Dataset records:
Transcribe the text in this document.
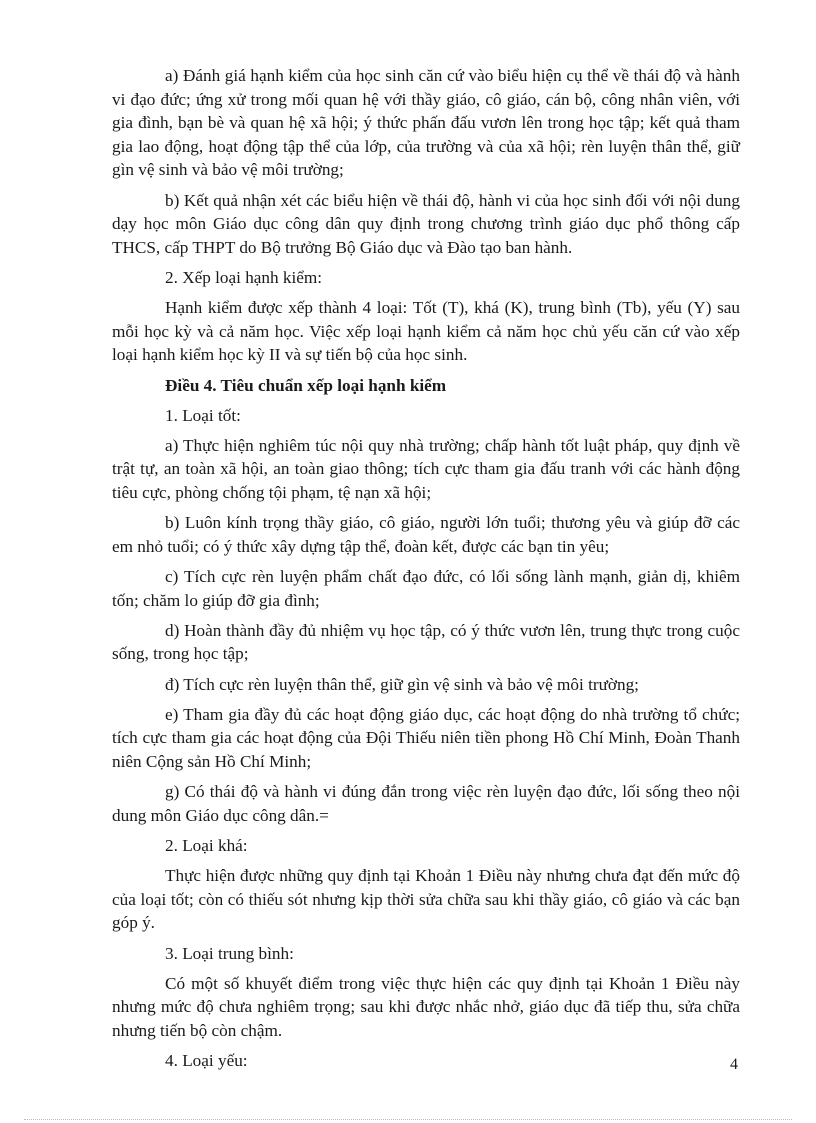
a) Đánh giá hạnh kiểm của học sinh căn cứ vào biểu hiện cụ thể về thái độ và hành vi đạo đức; ứng xử trong mối quan hệ với thầy giáo, cô giáo, cán bộ, công nhân viên, với gia đình, bạn bè và quan hệ xã hội; ý thức phấn đấu vươn lên trong học tập; kết quả tham gia lao động, hoạt động tập thể của lớp, của trường và của xã hội; rèn luyện thân thể, giữ gìn vệ sinh và bảo vệ môi trường;

b) Kết quả nhận xét các biểu hiện về thái độ, hành vi của học sinh đối với nội dung dạy học môn Giáo dục công dân quy định trong chương trình giáo dục phổ thông cấp THCS, cấp THPT do Bộ trưởng Bộ Giáo dục và Đào tạo ban hành.

2. Xếp loại hạnh kiểm:

Hạnh kiểm được xếp thành 4 loại: Tốt (T), khá (K), trung bình (Tb), yếu (Y) sau mỗi học kỳ và cả năm học. Việc xếp loại hạnh kiểm cả năm học chủ yếu căn cứ vào xếp loại hạnh kiểm học kỳ II và sự tiến bộ của học sinh.

Điều 4. Tiêu chuẩn xếp loại hạnh kiểm

1. Loại tốt:

a) Thực hiện nghiêm túc nội quy nhà trường; chấp hành tốt luật pháp, quy định về trật tự, an toàn xã hội, an toàn giao thông; tích cực tham gia đấu tranh với các hành động tiêu cực, phòng chống tội phạm, tệ nạn xã hội;

b) Luôn kính trọng thầy giáo, cô giáo, người lớn tuổi; thương yêu và giúp đỡ các em nhỏ tuổi; có ý thức xây dựng tập thể, đoàn kết, được các bạn tin yêu;

c) Tích cực rèn luyện phẩm chất đạo đức, có lối sống lành mạnh, giản dị, khiêm tốn; chăm lo giúp đỡ gia đình;

d) Hoàn thành đầy đủ nhiệm vụ học tập, có ý thức vươn lên, trung thực trong cuộc sống, trong học tập;

đ) Tích cực rèn luyện thân thể, giữ gìn vệ sinh và bảo vệ môi trường;

e) Tham gia đầy đủ các hoạt động giáo dục, các hoạt động do nhà trường tổ chức; tích cực tham gia các hoạt động của Đội Thiếu niên tiền phong Hồ Chí Minh, Đoàn Thanh niên Cộng sản Hồ Chí Minh;

g) Có thái độ và hành vi đúng đắn trong việc rèn luyện đạo đức, lối sống theo nội dung môn Giáo dục công dân.=

2. Loại khá:

Thực hiện được những quy định tại Khoản 1 Điều này nhưng chưa đạt đến mức độ của loại tốt; còn có thiếu sót nhưng kịp thời sửa chữa sau khi thầy giáo, cô giáo và các bạn góp ý.

3. Loại trung bình:

Có một số khuyết điểm trong việc thực hiện các quy định tại Khoản 1 Điều này nhưng mức độ chưa nghiêm trọng; sau khi được nhắc nhở, giáo dục đã tiếp thu, sửa chữa nhưng tiến bộ còn chậm.

4. Loại yếu:	4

What needs to be done: From the entries, report each line that includes the word "thái".

Reply to the task:
a) Đánh giá hạnh kiểm của học sinh căn cứ vào biểu hiện cụ thể về thái độ và hành vi đạo đức; ứng xử trong mối quan hệ với thầy giáo, cô giáo, cán bộ, công nhân viên, với gia đình, bạn bè và quan hệ xã hội; ý thức phấn đấu vươn lên trong học tập; kết quả tham gia lao động, hoạt động tập thể của lớp, của trường và của xã hội; rèn luyện thân thể, giữ gìn vệ sinh và bảo vệ môi trường;
b) Kết quả nhận xét các biểu hiện về thái độ, hành vi của học sinh đối với nội dung dạy học môn Giáo dục công dân quy định trong chương trình giáo dục phổ thông cấp THCS, cấp THPT do Bộ trưởng Bộ Giáo dục và Đào tạo ban hành.
g) Có thái độ và hành vi đúng đắn trong việc rèn luyện đạo đức, lối sống theo nội dung môn Giáo dục công dân.=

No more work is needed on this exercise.